#### REQUIREMENTS
Copy the rows below line for line, without any change, and leave the pictures out of your copy.
━━━━━ TASK MATERIAL
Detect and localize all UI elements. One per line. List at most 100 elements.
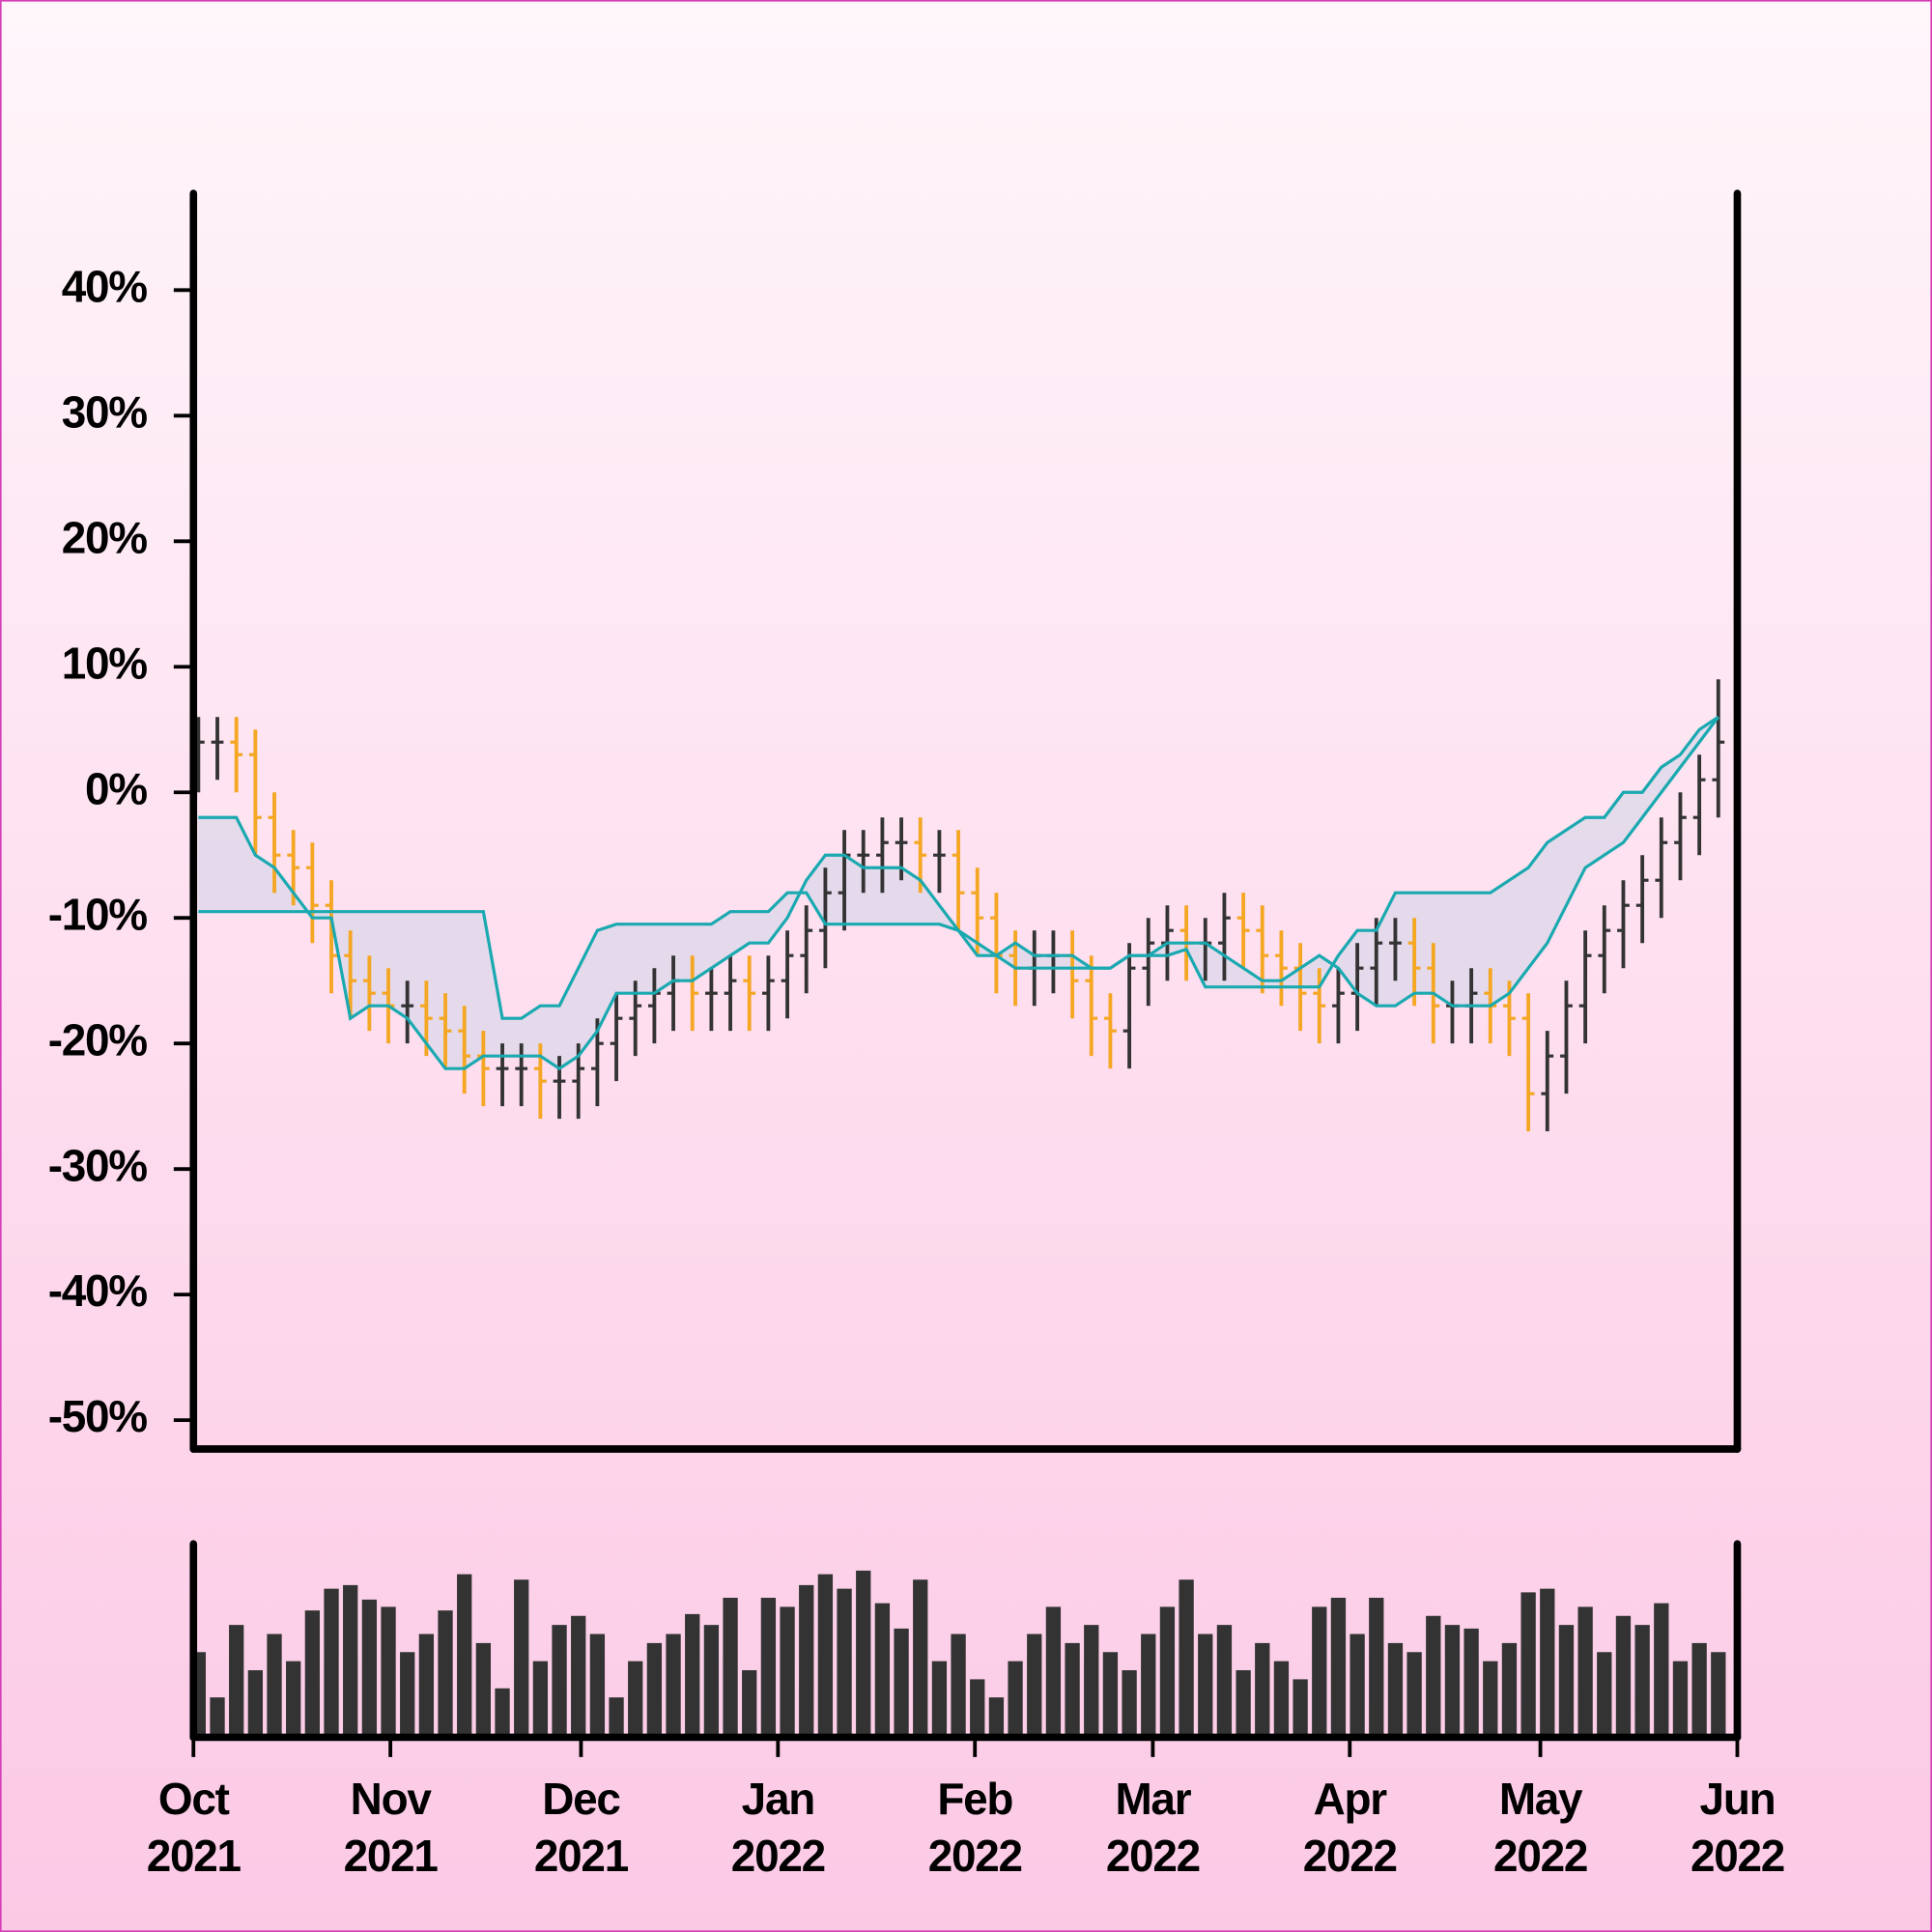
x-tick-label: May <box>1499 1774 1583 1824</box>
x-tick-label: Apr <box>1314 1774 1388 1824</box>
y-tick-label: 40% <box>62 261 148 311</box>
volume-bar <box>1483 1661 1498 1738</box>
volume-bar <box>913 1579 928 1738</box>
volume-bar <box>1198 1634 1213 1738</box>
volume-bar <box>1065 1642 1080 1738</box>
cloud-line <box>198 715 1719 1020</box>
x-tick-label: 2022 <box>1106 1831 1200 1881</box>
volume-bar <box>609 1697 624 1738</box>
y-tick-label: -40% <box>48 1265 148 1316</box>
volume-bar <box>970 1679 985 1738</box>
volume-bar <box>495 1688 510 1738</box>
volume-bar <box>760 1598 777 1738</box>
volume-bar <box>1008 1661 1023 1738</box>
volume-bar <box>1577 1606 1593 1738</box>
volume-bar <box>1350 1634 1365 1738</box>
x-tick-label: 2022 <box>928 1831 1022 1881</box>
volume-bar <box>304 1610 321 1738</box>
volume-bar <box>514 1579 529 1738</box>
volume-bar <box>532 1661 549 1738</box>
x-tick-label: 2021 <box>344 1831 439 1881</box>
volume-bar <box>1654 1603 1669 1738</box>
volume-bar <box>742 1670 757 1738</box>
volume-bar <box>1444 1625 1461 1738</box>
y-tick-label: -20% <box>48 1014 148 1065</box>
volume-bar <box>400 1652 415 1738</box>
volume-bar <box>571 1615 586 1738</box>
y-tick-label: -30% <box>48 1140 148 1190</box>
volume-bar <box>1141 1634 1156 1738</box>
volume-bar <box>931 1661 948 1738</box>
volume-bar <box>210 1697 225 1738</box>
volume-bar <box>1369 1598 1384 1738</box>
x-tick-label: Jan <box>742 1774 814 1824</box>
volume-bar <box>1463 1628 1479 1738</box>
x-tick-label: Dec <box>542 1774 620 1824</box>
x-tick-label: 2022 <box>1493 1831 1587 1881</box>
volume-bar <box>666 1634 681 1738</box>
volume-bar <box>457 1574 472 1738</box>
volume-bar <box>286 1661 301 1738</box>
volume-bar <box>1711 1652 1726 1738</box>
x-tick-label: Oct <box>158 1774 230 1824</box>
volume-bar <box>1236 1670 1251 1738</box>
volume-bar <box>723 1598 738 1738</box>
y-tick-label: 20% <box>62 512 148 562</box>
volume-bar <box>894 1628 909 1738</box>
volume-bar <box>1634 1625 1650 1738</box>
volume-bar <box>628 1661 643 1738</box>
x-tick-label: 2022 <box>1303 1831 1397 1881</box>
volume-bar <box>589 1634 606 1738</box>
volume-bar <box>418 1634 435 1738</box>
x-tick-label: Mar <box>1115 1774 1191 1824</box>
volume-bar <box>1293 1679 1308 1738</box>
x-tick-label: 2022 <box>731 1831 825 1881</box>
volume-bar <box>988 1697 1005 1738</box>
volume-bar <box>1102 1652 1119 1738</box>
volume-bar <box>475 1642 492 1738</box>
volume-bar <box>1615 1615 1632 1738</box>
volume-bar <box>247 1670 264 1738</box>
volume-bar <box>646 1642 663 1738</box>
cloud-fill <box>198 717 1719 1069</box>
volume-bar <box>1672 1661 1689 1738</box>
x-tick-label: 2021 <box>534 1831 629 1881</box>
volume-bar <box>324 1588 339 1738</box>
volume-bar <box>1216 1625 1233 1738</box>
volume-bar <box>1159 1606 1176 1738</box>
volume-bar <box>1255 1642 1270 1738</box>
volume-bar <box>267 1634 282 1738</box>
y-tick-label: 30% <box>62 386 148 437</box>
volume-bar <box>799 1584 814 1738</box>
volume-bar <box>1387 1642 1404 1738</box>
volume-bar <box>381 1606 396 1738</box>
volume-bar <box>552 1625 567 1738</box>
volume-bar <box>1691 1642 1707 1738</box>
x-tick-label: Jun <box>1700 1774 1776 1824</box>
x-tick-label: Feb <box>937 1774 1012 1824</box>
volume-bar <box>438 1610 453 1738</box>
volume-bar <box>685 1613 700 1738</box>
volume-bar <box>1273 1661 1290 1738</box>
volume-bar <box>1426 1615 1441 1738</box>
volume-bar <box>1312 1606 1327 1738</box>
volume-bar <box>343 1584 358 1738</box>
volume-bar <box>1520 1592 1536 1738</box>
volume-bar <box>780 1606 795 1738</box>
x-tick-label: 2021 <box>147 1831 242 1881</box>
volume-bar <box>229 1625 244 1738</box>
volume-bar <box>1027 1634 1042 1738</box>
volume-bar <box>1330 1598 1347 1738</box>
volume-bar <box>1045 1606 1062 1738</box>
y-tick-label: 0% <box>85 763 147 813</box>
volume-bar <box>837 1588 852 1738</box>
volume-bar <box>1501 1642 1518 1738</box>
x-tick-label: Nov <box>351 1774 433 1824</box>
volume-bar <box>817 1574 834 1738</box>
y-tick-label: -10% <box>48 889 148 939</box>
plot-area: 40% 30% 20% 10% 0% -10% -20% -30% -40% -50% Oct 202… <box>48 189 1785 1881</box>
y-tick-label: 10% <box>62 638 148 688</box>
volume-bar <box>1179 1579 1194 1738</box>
━━━━━━━━━━
#### TASK OUTPUT
Detect and localize all UI elements. One per line. List at most 100 elements.
x-tick-label: May <box>1499 1774 1583 1824</box>
x-tick-label: Apr <box>1314 1774 1388 1824</box>
y-tick-label: 40% <box>62 261 148 311</box>
volume-bar <box>1483 1661 1498 1738</box>
volume-bar <box>913 1579 928 1738</box>
volume-bar <box>1198 1634 1213 1738</box>
volume-bar <box>1065 1642 1080 1738</box>
cloud-line <box>198 715 1719 1020</box>
x-tick-label: 2022 <box>1106 1831 1200 1881</box>
volume-bar <box>609 1697 624 1738</box>
y-tick-label: -40% <box>48 1265 148 1316</box>
volume-bar <box>970 1679 985 1738</box>
volume-bar <box>495 1688 510 1738</box>
volume-bar <box>760 1598 777 1738</box>
volume-bar <box>1008 1661 1023 1738</box>
volume-bar <box>1577 1606 1593 1738</box>
volume-bar <box>1350 1634 1365 1738</box>
x-tick-label: 2022 <box>928 1831 1022 1881</box>
volume-bar <box>304 1610 321 1738</box>
volume-bar <box>514 1579 529 1738</box>
volume-bar <box>532 1661 549 1738</box>
x-tick-label: 2021 <box>344 1831 439 1881</box>
volume-bar <box>1654 1603 1669 1738</box>
volume-bar <box>742 1670 757 1738</box>
volume-bar <box>1444 1625 1461 1738</box>
y-tick-label: -20% <box>48 1014 148 1065</box>
volume-bar <box>400 1652 415 1738</box>
volume-bar <box>571 1615 586 1738</box>
y-tick-label: -30% <box>48 1140 148 1190</box>
volume-bar <box>1141 1634 1156 1738</box>
volume-bar <box>931 1661 948 1738</box>
volume-bar <box>210 1697 225 1738</box>
volume-bar <box>1369 1598 1384 1738</box>
x-tick-label: Jan <box>742 1774 814 1824</box>
volume-bar <box>1463 1628 1479 1738</box>
x-tick-label: Dec <box>542 1774 620 1824</box>
x-tick-label: 2022 <box>1493 1831 1587 1881</box>
volume-bar <box>666 1634 681 1738</box>
volume-bar <box>457 1574 472 1738</box>
volume-bar <box>286 1661 301 1738</box>
volume-bar <box>1711 1652 1726 1738</box>
x-tick-label: Oct <box>158 1774 230 1824</box>
volume-bar <box>1236 1670 1251 1738</box>
volume-bar <box>723 1598 738 1738</box>
y-tick-label: 20% <box>62 512 148 562</box>
volume-bar <box>894 1628 909 1738</box>
volume-bar <box>1634 1625 1650 1738</box>
volume-bar <box>628 1661 643 1738</box>
x-tick-label: 2022 <box>1303 1831 1397 1881</box>
volume-bar <box>589 1634 606 1738</box>
volume-bar <box>418 1634 435 1738</box>
x-tick-label: Mar <box>1115 1774 1191 1824</box>
volume-bar <box>1293 1679 1308 1738</box>
x-tick-label: 2022 <box>731 1831 825 1881</box>
volume-bar <box>988 1697 1005 1738</box>
volume-bar <box>1102 1652 1119 1738</box>
volume-bar <box>475 1642 492 1738</box>
volume-bar <box>1615 1615 1632 1738</box>
volume-bar <box>247 1670 264 1738</box>
volume-bar <box>646 1642 663 1738</box>
cloud-fill <box>198 717 1719 1069</box>
volume-bar <box>1672 1661 1689 1738</box>
x-tick-label: 2021 <box>534 1831 629 1881</box>
volume-bar <box>324 1588 339 1738</box>
volume-bar <box>1216 1625 1233 1738</box>
volume-bar <box>1159 1606 1176 1738</box>
volume-bar <box>1255 1642 1270 1738</box>
volume-bar <box>267 1634 282 1738</box>
y-tick-label: 30% <box>62 386 148 437</box>
volume-bar <box>799 1584 814 1738</box>
volume-bar <box>1387 1642 1404 1738</box>
volume-bar <box>381 1606 396 1738</box>
volume-bar <box>552 1625 567 1738</box>
volume-bar <box>1691 1642 1707 1738</box>
x-tick-label: Jun <box>1700 1774 1776 1824</box>
x-tick-label: Feb <box>937 1774 1012 1824</box>
volume-bar <box>438 1610 453 1738</box>
volume-bar <box>685 1613 700 1738</box>
volume-bar <box>1273 1661 1290 1738</box>
volume-bar <box>1426 1615 1441 1738</box>
volume-bar <box>1312 1606 1327 1738</box>
volume-bar <box>343 1584 358 1738</box>
volume-bar <box>1520 1592 1536 1738</box>
volume-bar <box>780 1606 795 1738</box>
x-tick-label: 2021 <box>147 1831 242 1881</box>
volume-bar <box>229 1625 244 1738</box>
volume-bar <box>1027 1634 1042 1738</box>
volume-bar <box>1330 1598 1347 1738</box>
volume-bar <box>1045 1606 1062 1738</box>
y-tick-label: 0% <box>85 763 147 813</box>
volume-bar <box>837 1588 852 1738</box>
volume-bar <box>1501 1642 1518 1738</box>
x-tick-label: Nov <box>351 1774 433 1824</box>
volume-bar <box>817 1574 834 1738</box>
y-tick-label: -10% <box>48 889 148 939</box>
plot-area: 40% 30% 20% 10% 0% -10% -20% -30% -40% -50% Oct 202… <box>48 189 1785 1881</box>
y-tick-label: 10% <box>62 638 148 688</box>
volume-bar <box>1179 1579 1194 1738</box>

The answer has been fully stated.